WORKING DATA>
## start

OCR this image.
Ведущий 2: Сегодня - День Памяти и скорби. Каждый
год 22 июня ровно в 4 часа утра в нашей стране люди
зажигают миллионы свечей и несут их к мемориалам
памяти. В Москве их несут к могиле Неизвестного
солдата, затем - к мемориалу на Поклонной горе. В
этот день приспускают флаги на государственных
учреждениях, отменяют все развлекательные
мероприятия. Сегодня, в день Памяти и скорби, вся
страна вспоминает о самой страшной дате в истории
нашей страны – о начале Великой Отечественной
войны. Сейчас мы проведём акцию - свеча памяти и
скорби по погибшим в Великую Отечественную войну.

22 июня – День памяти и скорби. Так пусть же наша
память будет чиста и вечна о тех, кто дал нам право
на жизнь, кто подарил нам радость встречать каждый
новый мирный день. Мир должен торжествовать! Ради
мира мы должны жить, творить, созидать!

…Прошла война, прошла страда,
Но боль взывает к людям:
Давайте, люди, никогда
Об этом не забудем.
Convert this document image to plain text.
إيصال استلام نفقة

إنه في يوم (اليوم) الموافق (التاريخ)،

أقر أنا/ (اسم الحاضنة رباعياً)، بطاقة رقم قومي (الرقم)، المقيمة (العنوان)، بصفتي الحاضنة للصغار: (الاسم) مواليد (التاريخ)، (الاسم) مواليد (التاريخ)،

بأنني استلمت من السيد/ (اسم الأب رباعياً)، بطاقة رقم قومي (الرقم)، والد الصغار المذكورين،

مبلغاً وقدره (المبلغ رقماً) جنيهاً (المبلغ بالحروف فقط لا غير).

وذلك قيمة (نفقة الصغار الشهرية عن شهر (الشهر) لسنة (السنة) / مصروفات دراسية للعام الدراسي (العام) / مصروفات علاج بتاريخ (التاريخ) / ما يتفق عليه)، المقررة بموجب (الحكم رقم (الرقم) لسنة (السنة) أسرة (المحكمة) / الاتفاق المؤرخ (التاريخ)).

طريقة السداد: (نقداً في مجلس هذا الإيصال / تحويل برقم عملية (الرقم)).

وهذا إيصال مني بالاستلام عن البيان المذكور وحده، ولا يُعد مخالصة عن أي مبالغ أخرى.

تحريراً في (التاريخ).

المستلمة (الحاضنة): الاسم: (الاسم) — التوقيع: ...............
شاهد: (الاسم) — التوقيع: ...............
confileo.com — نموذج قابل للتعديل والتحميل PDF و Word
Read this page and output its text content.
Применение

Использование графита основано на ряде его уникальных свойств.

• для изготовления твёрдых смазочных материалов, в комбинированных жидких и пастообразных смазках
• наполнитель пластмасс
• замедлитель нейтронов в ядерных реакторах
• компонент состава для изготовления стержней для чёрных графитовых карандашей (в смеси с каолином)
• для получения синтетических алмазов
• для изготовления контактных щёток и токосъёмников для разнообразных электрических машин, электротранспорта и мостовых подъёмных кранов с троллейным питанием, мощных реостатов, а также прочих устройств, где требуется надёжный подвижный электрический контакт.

## end

WORK TO BE COMPLETED> Gather all lines where the word "Сегодня" appears.

CORRECT RESULT>
Ведущий 2: Сегодня - День Памяти и скорби. Каждый
мероприятия. Сегодня, в день Памяти и скорби, вся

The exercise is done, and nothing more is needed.